- **Problem requirements**
Records follow. Pull out every line that contains "name".
>> BEGIN Provided material
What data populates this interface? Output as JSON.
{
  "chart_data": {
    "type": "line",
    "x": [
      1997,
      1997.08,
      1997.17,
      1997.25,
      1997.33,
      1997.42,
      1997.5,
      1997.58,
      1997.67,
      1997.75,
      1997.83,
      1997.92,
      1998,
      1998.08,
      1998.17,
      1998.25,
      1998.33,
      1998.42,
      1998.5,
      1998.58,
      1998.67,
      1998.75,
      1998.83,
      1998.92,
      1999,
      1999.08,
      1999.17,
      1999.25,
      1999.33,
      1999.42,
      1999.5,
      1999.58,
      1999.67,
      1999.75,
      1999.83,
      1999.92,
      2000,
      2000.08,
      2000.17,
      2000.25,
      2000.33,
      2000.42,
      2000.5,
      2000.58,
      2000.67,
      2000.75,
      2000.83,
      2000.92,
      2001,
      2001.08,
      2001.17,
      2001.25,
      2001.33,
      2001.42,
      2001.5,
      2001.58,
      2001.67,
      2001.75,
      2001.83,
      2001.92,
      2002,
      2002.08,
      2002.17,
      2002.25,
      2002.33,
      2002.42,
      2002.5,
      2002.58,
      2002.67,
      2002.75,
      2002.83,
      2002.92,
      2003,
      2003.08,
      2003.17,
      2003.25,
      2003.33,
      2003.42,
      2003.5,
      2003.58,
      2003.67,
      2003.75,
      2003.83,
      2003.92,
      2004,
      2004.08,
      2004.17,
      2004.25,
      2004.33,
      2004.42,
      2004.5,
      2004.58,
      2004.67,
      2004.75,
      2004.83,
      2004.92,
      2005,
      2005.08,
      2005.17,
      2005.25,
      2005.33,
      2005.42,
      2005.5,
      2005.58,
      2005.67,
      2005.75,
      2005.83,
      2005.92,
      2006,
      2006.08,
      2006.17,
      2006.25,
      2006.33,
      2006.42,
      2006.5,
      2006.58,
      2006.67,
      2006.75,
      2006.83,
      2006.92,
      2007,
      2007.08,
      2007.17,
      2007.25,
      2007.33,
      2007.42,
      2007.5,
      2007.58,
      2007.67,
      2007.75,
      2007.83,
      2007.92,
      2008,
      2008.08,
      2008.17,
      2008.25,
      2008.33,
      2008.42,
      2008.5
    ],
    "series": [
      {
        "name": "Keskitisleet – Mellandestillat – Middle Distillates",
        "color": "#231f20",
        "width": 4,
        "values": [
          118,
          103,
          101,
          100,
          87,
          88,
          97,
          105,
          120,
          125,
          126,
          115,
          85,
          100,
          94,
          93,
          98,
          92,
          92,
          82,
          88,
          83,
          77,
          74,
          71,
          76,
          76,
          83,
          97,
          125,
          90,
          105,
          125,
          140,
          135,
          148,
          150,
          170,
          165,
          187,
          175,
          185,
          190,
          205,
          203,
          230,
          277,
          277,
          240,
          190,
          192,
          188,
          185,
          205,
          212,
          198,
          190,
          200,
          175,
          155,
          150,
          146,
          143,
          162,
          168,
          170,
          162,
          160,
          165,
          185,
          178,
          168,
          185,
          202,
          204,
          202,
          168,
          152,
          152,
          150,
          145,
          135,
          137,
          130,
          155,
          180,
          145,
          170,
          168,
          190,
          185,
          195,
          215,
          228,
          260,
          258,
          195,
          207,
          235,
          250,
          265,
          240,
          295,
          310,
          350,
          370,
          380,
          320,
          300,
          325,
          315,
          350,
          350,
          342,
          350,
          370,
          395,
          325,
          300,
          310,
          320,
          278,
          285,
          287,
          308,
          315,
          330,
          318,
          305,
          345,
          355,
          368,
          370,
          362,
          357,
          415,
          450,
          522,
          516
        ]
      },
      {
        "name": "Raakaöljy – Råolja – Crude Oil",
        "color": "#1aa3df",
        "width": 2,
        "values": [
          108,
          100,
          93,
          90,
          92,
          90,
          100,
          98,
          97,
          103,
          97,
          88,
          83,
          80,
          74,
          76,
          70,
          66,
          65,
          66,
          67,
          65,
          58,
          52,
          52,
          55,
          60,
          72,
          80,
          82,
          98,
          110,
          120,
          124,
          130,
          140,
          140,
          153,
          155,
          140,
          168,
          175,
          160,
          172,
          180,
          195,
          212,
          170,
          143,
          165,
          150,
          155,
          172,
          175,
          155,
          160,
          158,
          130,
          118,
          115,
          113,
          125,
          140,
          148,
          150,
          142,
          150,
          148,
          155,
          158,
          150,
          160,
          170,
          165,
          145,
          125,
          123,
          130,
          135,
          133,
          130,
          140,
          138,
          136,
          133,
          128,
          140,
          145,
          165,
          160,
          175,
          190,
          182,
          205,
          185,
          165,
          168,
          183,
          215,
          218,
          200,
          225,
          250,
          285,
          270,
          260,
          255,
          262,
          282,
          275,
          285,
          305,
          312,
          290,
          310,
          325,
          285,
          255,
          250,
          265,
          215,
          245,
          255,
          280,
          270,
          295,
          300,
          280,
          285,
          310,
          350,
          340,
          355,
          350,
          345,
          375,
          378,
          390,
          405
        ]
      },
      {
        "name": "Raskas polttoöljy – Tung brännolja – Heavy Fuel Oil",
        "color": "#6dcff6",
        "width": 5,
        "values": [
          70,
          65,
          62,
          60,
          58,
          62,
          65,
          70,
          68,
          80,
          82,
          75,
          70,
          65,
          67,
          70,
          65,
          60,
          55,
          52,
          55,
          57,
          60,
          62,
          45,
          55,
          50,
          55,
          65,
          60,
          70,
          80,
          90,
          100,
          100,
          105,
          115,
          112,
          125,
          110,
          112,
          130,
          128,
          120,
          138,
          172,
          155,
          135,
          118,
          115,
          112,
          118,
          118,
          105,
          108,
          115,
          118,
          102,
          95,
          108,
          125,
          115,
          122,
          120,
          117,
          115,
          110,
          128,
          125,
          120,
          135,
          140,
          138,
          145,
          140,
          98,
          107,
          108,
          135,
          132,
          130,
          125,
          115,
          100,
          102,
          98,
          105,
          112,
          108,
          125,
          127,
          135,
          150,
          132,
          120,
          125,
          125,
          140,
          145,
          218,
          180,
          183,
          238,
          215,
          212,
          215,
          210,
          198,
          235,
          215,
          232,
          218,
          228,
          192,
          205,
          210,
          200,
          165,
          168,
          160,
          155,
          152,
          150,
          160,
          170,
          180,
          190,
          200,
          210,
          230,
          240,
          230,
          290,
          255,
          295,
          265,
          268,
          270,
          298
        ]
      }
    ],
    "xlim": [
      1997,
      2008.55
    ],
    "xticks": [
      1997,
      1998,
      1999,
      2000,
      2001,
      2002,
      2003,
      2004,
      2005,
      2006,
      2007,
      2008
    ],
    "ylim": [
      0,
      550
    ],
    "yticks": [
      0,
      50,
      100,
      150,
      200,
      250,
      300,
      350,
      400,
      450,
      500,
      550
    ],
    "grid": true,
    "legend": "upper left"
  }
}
>> END Provided material
- **Correct answer**
        "name": "Keskitisleet – Mellandestillat – Middle Distillates",
        "name": "Raakaöljy – Råolja – Crude Oil",
        "name": "Raskas polttoöljy – Tung brännolja – Heavy Fuel Oil",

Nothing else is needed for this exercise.